WHAT TO DO:
Write out the listing below from the line containing "Read out every word on this page." to its last line, unaltered, ends included.

RECORD EXTRACTS:

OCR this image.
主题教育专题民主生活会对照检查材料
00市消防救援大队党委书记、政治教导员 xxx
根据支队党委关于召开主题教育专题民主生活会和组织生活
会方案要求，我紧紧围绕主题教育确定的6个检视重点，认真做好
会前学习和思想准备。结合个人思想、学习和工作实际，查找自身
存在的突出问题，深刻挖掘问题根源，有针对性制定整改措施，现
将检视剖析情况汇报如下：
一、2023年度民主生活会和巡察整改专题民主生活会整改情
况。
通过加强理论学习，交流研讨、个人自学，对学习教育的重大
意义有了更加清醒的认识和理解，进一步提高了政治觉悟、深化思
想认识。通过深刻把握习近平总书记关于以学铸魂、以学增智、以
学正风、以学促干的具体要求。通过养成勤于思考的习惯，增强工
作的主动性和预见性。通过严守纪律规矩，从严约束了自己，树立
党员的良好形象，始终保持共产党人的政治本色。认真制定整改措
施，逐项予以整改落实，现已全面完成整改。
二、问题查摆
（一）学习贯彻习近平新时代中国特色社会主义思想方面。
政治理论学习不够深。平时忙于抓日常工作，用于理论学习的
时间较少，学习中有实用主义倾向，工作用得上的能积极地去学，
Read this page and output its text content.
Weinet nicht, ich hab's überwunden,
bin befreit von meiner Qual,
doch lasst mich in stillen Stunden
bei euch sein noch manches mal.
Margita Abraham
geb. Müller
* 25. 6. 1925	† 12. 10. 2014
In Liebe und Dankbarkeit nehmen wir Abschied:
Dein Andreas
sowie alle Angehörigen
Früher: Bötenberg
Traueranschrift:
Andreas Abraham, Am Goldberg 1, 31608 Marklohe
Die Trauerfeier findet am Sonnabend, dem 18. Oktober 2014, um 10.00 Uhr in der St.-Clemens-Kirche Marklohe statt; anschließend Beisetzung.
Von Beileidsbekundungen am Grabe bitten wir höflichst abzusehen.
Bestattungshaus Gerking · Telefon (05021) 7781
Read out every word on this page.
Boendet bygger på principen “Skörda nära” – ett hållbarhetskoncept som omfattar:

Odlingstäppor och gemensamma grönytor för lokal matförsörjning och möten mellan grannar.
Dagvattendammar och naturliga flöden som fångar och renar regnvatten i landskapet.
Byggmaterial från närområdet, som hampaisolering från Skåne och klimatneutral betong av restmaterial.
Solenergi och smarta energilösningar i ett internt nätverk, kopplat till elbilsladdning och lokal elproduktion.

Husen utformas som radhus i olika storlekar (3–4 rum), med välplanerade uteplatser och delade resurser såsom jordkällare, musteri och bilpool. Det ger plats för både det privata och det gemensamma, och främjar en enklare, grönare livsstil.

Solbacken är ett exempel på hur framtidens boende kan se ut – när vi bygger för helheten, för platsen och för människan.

SOLUTION TO THIS TASK:
Read out every word on this page.
Boendet bygger på principen “Skörda nära” – ett hållbarhetskoncept som omfattar:

Odlingstäppor och gemensamma grönytor för lokal matförsörjning och möten mellan grannar.
Dagvattendammar och naturliga flöden som fångar och renar regnvatten i landskapet.
Byggmaterial från närområdet, som hampaisolering från Skåne och klimatneutral betong av restmaterial.
Solenergi och smarta energilösningar i ett internt nätverk, kopplat till elbilsladdning och lokal elproduktion.

Husen utformas som radhus i olika storlekar (3–4 rum), med välplanerade uteplatser och delade resurser såsom jordkällare, musteri och bilpool. Det ger plats för både det privata och det gemensamma, och främjar en enklare, grönare livsstil.

Solbacken är ett exempel på hur framtidens boende kan se ut – när vi bygger för helheten, för platsen och för människan.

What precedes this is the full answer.